Data items >>
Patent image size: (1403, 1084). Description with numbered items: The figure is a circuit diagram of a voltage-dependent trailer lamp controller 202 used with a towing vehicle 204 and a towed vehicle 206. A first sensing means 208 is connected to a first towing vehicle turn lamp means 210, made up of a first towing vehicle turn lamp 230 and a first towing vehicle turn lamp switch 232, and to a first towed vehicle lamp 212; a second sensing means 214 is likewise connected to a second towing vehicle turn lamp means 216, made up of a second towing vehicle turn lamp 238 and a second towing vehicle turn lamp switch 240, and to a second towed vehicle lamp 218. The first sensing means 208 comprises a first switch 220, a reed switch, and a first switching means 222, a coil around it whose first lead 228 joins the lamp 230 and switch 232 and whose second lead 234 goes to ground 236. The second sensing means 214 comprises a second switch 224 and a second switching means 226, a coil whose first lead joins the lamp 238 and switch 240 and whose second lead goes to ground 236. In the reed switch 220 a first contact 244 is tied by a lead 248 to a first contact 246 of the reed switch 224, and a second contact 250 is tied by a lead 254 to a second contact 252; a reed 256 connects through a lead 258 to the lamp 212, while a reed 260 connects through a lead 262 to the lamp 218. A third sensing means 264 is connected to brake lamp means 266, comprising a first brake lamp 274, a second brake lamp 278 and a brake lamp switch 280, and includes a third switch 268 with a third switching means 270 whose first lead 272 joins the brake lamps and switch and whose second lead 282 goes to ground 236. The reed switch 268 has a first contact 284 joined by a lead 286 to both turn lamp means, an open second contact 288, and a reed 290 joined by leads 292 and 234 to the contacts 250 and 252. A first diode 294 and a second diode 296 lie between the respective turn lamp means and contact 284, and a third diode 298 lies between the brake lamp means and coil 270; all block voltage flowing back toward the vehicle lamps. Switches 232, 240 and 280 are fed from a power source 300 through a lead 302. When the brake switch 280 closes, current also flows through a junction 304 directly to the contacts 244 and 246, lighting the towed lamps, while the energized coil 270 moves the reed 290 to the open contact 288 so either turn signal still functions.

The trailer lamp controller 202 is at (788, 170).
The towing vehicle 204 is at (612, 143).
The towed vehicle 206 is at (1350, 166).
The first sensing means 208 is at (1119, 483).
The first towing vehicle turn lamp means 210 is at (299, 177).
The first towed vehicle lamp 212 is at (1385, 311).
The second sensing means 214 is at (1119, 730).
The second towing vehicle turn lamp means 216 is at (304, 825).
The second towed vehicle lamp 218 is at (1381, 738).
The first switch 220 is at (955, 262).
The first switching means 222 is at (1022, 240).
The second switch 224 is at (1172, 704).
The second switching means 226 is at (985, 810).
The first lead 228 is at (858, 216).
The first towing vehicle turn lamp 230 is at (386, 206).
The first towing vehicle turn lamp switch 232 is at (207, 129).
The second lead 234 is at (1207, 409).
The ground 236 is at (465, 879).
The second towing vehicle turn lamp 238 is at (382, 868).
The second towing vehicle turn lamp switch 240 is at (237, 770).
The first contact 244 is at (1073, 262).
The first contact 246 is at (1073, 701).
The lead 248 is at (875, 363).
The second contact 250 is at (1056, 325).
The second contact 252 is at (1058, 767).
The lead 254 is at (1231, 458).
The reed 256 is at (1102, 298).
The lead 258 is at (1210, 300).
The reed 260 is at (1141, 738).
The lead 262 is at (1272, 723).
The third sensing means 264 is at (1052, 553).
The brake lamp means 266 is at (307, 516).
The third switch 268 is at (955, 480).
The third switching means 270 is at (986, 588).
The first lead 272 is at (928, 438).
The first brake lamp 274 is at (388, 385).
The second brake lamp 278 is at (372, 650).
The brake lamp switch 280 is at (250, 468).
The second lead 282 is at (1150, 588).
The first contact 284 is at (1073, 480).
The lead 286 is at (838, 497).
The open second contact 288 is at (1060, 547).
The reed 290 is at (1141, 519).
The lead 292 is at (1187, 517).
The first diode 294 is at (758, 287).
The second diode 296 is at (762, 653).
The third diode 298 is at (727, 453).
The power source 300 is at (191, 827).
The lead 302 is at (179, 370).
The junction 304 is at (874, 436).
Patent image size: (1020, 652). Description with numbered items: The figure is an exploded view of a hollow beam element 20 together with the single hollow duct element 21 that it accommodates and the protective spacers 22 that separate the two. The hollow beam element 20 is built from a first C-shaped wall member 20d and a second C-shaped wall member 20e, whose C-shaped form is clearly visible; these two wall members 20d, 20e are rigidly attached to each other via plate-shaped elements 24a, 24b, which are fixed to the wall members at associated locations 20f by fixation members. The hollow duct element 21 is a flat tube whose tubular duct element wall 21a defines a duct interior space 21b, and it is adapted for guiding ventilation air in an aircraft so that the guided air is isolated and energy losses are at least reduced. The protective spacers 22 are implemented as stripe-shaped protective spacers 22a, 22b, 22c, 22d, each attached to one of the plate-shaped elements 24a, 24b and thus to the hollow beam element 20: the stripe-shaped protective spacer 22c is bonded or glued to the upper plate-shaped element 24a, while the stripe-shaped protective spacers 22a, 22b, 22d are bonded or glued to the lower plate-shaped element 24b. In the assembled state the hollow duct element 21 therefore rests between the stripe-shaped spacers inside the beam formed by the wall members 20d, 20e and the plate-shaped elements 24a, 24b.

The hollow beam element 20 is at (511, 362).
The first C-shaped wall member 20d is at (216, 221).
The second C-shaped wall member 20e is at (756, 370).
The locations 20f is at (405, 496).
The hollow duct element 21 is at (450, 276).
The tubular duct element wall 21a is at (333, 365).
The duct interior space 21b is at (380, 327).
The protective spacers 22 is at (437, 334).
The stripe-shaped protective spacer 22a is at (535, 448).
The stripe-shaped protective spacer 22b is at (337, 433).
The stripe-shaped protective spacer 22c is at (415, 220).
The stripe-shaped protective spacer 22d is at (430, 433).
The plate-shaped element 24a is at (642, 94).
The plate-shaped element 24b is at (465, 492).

Instruction >>
Copy out every line of the data items above, word for word.

Task output >>
Patent image size: (1403, 1084). Description with numbered items: The figure is a circuit diagram of a voltage-dependent trailer lamp controller 202 used with a towing vehicle 204 and a towed vehicle 206. A first sensing means 208 is connected to a first towing vehicle turn lamp means 210, made up of a first towing vehicle turn lamp 230 and a first towing vehicle turn lamp switch 232, and to a first towed vehicle lamp 212; a second sensing means 214 is likewise connected to a second towing vehicle turn lamp means 216, made up of a second towing vehicle turn lamp 238 and a second towing vehicle turn lamp switch 240, and to a second towed vehicle lamp 218. The first sensing means 208 comprises a first switch 220, a reed switch, and a first switching means 222, a coil around it whose first lead 228 joins the lamp 230 and switch 232 and whose second lead 234 goes to ground 236. The second sensing means 214 comprises a second switch 224 and a second switching means 226, a coil whose first lead joins the lamp 238 and switch 240 and whose second lead goes to ground 236. In the reed switch 220 a first contact 244 is tied by a lead 248 to a first contact 246 of the reed switch 224, and a second contact 250 is tied by a lead 254 to a second contact 252; a reed 256 connects through a lead 258 to the lamp 212, while a reed 260 connects through a lead 262 to the lamp 218. A third sensing means 264 is connected to brake lamp means 266, comprising a first brake lamp 274, a second brake lamp 278 and a brake lamp switch 280, and includes a third switch 268 with a third switching means 270 whose first lead 272 joins the brake lamps and switch and whose second lead 282 goes to ground 236. The reed switch 268 has a first contact 284 joined by a lead 286 to both turn lamp means, an open second contact 288, and a reed 290 joined by leads 292 and 234 to the contacts 250 and 252. A first diode 294 and a second diode 296 lie between the respective turn lamp means and contact 284, and a third diode 298 lies between the brake lamp means and coil 270; all block voltage flowing back toward the vehicle lamps. Switches 232, 240 and 280 are fed from a power source 300 through a lead 302. When the brake switch 280 closes, current also flows through a junction 304 directly to the contacts 244 and 246, lighting the towed lamps, while the energized coil 270 moves the reed 290 to the open contact 288 so either turn signal still functions.

The trailer lamp controller 202 is at (788, 170).
The towing vehicle 204 is at (612, 143).
The towed vehicle 206 is at (1350, 166).
The first sensing means 208 is at (1119, 483).
The first towing vehicle turn lamp means 210 is at (299, 177).
The first towed vehicle lamp 212 is at (1385, 311).
The second sensing means 214 is at (1119, 730).
The second towing vehicle turn lamp means 216 is at (304, 825).
The second towed vehicle lamp 218 is at (1381, 738).
The first switch 220 is at (955, 262).
The first switching means 222 is at (1022, 240).
The second switch 224 is at (1172, 704).
The second switching means 226 is at (985, 810).
The first lead 228 is at (858, 216).
The first towing vehicle turn lamp 230 is at (386, 206).
The first towing vehicle turn lamp switch 232 is at (207, 129).
The second lead 234 is at (1207, 409).
The ground 236 is at (465, 879).
The second towing vehicle turn lamp 238 is at (382, 868).
The second towing vehicle turn lamp switch 240 is at (237, 770).
The first contact 244 is at (1073, 262).
The first contact 246 is at (1073, 701).
The lead 248 is at (875, 363).
The second contact 250 is at (1056, 325).
The second contact 252 is at (1058, 767).
The lead 254 is at (1231, 458).
The reed 256 is at (1102, 298).
The lead 258 is at (1210, 300).
The reed 260 is at (1141, 738).
The lead 262 is at (1272, 723).
The third sensing means 264 is at (1052, 553).
The brake lamp means 266 is at (307, 516).
The third switch 268 is at (955, 480).
The third switching means 270 is at (986, 588).
The first lead 272 is at (928, 438).
The first brake lamp 274 is at (388, 385).
The second brake lamp 278 is at (372, 650).
The brake lamp switch 280 is at (250, 468).
The second lead 282 is at (1150, 588).
The first contact 284 is at (1073, 480).
The lead 286 is at (838, 497).
The open second contact 288 is at (1060, 547).
The reed 290 is at (1141, 519).
The lead 292 is at (1187, 517).
The first diode 294 is at (758, 287).
The second diode 296 is at (762, 653).
The third diode 298 is at (727, 453).
The power source 300 is at (191, 827).
The lead 302 is at (179, 370).
The junction 304 is at (874, 436).
Patent image size: (1020, 652). Description with numbered items: The figure is an exploded view of a hollow beam element 20 together with the single hollow duct element 21 that it accommodates and the protective spacers 22 that separate the two. The hollow beam element 20 is built from a first C-shaped wall member 20d and a second C-shaped wall member 20e, whose C-shaped form is clearly visible; these two wall members 20d, 20e are rigidly attached to each other via plate-shaped elements 24a, 24b, which are fixed to the wall members at associated locations 20f by fixation members. The hollow duct element 21 is a flat tube whose tubular duct element wall 21a defines a duct interior space 21b, and it is adapted for guiding ventilation air in an aircraft so that the guided air is isolated and energy losses are at least reduced. The protective spacers 22 are implemented as stripe-shaped protective spacers 22a, 22b, 22c, 22d, each attached to one of the plate-shaped elements 24a, 24b and thus to the hollow beam element 20: the stripe-shaped protective spacer 22c is bonded or glued to the upper plate-shaped element 24a, while the stripe-shaped protective spacers 22a, 22b, 22d are bonded or glued to the lower plate-shaped element 24b. In the assembled state the hollow duct element 21 therefore rests between the stripe-shaped spacers inside the beam formed by the wall members 20d, 20e and the plate-shaped elements 24a, 24b.

The hollow beam element 20 is at (511, 362).
The first C-shaped wall member 20d is at (216, 221).
The second C-shaped wall member 20e is at (756, 370).
The locations 20f is at (405, 496).
The hollow duct element 21 is at (450, 276).
The tubular duct element wall 21a is at (333, 365).
The duct interior space 21b is at (380, 327).
The protective spacers 22 is at (437, 334).
The stripe-shaped protective spacer 22a is at (535, 448).
The stripe-shaped protective spacer 22b is at (337, 433).
The stripe-shaped protective spacer 22c is at (415, 220).
The stripe-shaped protective spacer 22d is at (430, 433).
The plate-shaped element 24a is at (642, 94).
The plate-shaped element 24b is at (465, 492).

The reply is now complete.